Copy out each of the following lines word for word.

(Layout element entries)
**********
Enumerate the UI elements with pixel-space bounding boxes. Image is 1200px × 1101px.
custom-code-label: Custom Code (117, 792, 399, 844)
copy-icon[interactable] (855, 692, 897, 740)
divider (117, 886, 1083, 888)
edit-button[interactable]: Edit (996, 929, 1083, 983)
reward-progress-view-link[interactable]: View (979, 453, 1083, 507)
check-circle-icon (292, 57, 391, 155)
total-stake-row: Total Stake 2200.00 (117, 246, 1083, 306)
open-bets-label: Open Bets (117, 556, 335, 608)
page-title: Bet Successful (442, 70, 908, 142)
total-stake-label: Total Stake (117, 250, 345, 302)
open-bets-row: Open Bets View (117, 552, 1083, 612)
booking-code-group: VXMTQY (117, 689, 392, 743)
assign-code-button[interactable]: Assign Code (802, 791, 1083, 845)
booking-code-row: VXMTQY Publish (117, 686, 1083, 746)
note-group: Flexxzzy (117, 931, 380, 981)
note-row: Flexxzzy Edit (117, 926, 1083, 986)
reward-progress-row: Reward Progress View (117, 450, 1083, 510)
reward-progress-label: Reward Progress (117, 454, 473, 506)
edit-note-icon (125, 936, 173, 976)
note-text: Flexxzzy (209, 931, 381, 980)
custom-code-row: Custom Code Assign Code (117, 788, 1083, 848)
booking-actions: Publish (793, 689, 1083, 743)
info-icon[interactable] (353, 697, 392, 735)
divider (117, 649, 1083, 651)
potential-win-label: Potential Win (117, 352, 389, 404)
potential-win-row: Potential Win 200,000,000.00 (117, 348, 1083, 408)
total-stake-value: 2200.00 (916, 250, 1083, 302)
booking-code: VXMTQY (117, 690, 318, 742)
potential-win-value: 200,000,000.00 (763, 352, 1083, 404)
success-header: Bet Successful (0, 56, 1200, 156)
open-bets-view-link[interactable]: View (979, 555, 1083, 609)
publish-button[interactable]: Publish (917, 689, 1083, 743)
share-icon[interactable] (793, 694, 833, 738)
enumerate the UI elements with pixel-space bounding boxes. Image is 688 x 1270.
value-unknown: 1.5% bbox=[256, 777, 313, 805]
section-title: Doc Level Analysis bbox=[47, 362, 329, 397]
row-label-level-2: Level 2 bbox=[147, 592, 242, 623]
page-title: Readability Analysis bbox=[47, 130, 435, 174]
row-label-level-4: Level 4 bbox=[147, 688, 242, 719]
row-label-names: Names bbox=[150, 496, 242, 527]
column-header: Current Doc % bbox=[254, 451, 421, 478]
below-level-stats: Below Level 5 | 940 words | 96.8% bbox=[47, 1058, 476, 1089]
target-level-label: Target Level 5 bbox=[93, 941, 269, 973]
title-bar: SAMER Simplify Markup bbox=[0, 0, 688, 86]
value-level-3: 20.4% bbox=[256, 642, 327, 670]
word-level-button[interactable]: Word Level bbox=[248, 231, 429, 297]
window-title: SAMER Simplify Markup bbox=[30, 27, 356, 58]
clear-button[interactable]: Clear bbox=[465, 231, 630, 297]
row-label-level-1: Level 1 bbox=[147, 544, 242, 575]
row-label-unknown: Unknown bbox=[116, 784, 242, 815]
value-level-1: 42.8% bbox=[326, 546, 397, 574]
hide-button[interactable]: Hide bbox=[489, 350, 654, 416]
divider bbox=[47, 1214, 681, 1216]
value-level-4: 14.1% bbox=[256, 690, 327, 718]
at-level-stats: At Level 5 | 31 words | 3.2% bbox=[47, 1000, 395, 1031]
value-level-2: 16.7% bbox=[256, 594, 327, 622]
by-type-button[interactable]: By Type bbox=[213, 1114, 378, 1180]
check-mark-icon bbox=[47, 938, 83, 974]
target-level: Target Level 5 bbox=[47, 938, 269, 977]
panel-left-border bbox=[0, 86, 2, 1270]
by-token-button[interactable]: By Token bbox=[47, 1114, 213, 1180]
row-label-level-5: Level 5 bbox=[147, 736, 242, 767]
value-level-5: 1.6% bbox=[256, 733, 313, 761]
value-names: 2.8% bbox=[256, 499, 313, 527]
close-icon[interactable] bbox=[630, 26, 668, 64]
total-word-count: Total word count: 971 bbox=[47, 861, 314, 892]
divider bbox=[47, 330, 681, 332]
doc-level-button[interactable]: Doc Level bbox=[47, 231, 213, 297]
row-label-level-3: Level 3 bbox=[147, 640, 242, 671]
**********
RESULT OF THIS TASK:
Enumerate the UI elements with pixel-space bounding boxes. Image is 1200px × 1101px.
custom-code-label: Custom Code (117, 792, 399, 844)
copy-icon[interactable] (855, 692, 897, 740)
divider (117, 886, 1083, 888)
edit-button[interactable]: Edit (996, 929, 1083, 983)
reward-progress-view-link[interactable]: View (979, 453, 1083, 507)
check-circle-icon (292, 57, 391, 155)
total-stake-row: Total Stake 2200.00 (117, 246, 1083, 306)
open-bets-label: Open Bets (117, 556, 335, 608)
page-title: Bet Successful (442, 70, 908, 142)
total-stake-label: Total Stake (117, 250, 345, 302)
open-bets-row: Open Bets View (117, 552, 1083, 612)
booking-code-group: VXMTQY (117, 689, 392, 743)
assign-code-button[interactable]: Assign Code (802, 791, 1083, 845)
booking-code-row: VXMTQY Publish (117, 686, 1083, 746)
note-group: Flexxzzy (117, 931, 380, 981)
note-row: Flexxzzy Edit (117, 926, 1083, 986)
reward-progress-row: Reward Progress View (117, 450, 1083, 510)
reward-progress-label: Reward Progress (117, 454, 473, 506)
edit-note-icon (125, 936, 173, 976)
note-text: Flexxzzy (209, 931, 381, 980)
custom-code-row: Custom Code Assign Code (117, 788, 1083, 848)
booking-actions: Publish (793, 689, 1083, 743)
info-icon[interactable] (353, 697, 392, 735)
divider (117, 649, 1083, 651)
potential-win-label: Potential Win (117, 352, 389, 404)
potential-win-row: Potential Win 200,000,000.00 (117, 348, 1083, 408)
total-stake-value: 2200.00 (916, 250, 1083, 302)
booking-code: VXMTQY (117, 690, 318, 742)
potential-win-value: 200,000,000.00 (763, 352, 1083, 404)
success-header: Bet Successful (0, 56, 1200, 156)
open-bets-view-link[interactable]: View (979, 555, 1083, 609)
publish-button[interactable]: Publish (917, 689, 1083, 743)
share-icon[interactable] (793, 694, 833, 738)
enumerate the UI elements with pixel-space bounding boxes. Image is 688 x 1270.
value-unknown: 1.5% bbox=[256, 777, 313, 805]
section-title: Doc Level Analysis bbox=[47, 362, 329, 397]
row-label-level-2: Level 2 bbox=[147, 592, 242, 623]
page-title: Readability Analysis bbox=[47, 130, 435, 174]
row-label-level-4: Level 4 bbox=[147, 688, 242, 719]
row-label-names: Names bbox=[150, 496, 242, 527]
column-header: Current Doc % bbox=[254, 451, 421, 478]
below-level-stats: Below Level 5 | 940 words | 96.8% bbox=[47, 1058, 476, 1089]
target-level-label: Target Level 5 bbox=[93, 941, 269, 973]
title-bar: SAMER Simplify Markup bbox=[0, 0, 688, 86]
value-level-3: 20.4% bbox=[256, 642, 327, 670]
word-level-button[interactable]: Word Level bbox=[248, 231, 429, 297]
window-title: SAMER Simplify Markup bbox=[30, 27, 356, 58]
clear-button[interactable]: Clear bbox=[465, 231, 630, 297]
row-label-level-1: Level 1 bbox=[147, 544, 242, 575]
row-label-unknown: Unknown bbox=[116, 784, 242, 815]
value-level-1: 42.8% bbox=[326, 546, 397, 574]
hide-button[interactable]: Hide bbox=[489, 350, 654, 416]
divider bbox=[47, 1214, 681, 1216]
value-level-4: 14.1% bbox=[256, 690, 327, 718]
at-level-stats: At Level 5 | 31 words | 3.2% bbox=[47, 1000, 395, 1031]
value-level-2: 16.7% bbox=[256, 594, 327, 622]
by-type-button[interactable]: By Type bbox=[213, 1114, 378, 1180]
check-mark-icon bbox=[47, 938, 83, 974]
target-level: Target Level 5 bbox=[47, 938, 269, 977]
panel-left-border bbox=[0, 86, 2, 1270]
by-token-button[interactable]: By Token bbox=[47, 1114, 213, 1180]
row-label-level-5: Level 5 bbox=[147, 736, 242, 767]
value-level-5: 1.6% bbox=[256, 733, 313, 761]
value-names: 2.8% bbox=[256, 499, 313, 527]
close-icon[interactable] bbox=[630, 26, 668, 64]
total-word-count: Total word count: 971 bbox=[47, 861, 314, 892]
divider bbox=[47, 330, 681, 332]
doc-level-button[interactable]: Doc Level bbox=[47, 231, 213, 297]
row-label-level-3: Level 3 bbox=[147, 640, 242, 671]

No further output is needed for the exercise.